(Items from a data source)
· · · · ·

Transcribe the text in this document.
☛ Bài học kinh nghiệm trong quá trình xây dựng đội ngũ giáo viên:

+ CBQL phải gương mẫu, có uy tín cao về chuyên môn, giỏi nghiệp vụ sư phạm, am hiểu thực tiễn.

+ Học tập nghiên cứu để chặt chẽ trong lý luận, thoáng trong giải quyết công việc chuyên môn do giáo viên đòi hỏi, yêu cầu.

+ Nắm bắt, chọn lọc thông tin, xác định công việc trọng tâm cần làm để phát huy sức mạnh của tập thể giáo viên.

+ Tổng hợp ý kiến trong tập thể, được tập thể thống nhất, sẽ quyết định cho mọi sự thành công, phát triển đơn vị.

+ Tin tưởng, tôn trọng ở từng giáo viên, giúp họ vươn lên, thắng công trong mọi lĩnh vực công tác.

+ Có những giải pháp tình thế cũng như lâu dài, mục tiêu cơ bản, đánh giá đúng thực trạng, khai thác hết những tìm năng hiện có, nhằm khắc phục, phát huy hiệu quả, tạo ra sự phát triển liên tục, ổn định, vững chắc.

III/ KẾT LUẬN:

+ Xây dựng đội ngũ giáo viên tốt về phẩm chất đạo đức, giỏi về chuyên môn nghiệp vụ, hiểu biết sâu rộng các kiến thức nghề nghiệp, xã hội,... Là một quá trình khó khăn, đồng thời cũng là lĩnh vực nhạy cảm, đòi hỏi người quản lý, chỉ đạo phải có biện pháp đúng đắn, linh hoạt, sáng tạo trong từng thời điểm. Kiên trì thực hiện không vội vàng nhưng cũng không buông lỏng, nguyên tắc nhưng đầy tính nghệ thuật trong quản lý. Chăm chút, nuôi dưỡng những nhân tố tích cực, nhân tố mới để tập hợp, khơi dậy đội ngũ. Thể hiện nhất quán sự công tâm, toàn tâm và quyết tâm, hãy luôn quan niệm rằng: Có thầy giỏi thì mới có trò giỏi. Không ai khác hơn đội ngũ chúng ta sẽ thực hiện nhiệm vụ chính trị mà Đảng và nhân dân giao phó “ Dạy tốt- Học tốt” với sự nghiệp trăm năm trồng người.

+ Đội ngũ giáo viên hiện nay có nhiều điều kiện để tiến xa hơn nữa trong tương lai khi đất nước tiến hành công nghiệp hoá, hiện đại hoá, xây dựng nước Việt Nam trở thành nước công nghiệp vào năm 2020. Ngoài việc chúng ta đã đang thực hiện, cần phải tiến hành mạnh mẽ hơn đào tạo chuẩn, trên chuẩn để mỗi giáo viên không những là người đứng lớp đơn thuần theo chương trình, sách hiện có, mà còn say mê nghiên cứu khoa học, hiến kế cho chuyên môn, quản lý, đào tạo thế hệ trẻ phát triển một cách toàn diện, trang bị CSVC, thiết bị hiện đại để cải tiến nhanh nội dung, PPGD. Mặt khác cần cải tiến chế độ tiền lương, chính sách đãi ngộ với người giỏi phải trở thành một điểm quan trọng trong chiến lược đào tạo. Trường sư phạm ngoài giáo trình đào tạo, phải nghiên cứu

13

· · · · ·

Report only how many lines in the listing contain the string "giải".

2